## Task prompt
Copy out every line exactly, passing over the pictures.

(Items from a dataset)
++++++++++++++++++++
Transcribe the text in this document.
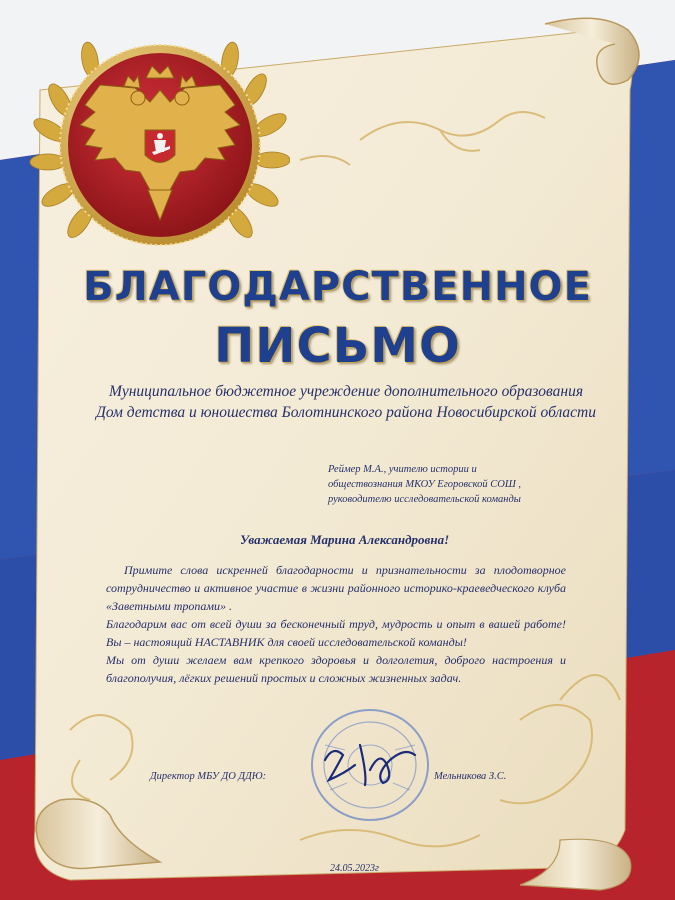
БЛАГОДАРСТВЕННОЕ
ПИСЬМО
Муниципальное бюджетное учреждение дополнительного образования
Дом детства и юношества Болотнинского района Новосибирской области
Реймер М.А., учителю истории и
обществознания МКОУ Егоровской СОШ ,
руководителю исследовательской команды
Уважаемая Марина Александровна!

Примите слова искренней благодарности и признательности за плодотворное сотрудничество и активное участие в жизни районного историко-краеведческого клуба «Заветными тропами» .

Благодарим вас от всей души за бесконечный труд, мудрость и опыт в вашей работе! Вы – настоящий НАСТАВНИК для своей исследовательской команды!

Мы от души желаем вам крепкого здоровья и долголетия, доброго настроения и благополучия, лёгких решений простых и сложных жизненных задач.

Директор МБУ ДО ДДЮ:	Мельникова З.С.
24.05.2023г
++++++++++++++++++++
## Result below
Transcribe the text in this document.
БЛАГОДАРСТВЕННОЕ
ПИСЬМО
Муниципальное бюджетное учреждение дополнительного образования
Дом детства и юношества Болотнинского района Новосибирской области
Реймер М.А., учителю истории и
обществознания МКОУ Егоровской СОШ ,
руководителю исследовательской команды
Уважаемая Марина Александровна!

Примите слова искренней благодарности и признательности за плодотворное сотрудничество и активное участие в жизни районного историко-краеведческого клуба «Заветными тропами» .

Благодарим вас от всей души за бесконечный труд, мудрость и опыт в вашей работе! Вы – настоящий НАСТАВНИК для своей исследовательской команды!

Мы от души желаем вам крепкого здоровья и долголетия, доброго настроения и благополучия, лёгких решений простых и сложных жизненных задач.

Директор МБУ ДО ДДЮ:	Мельникова З.С.
24.05.2023г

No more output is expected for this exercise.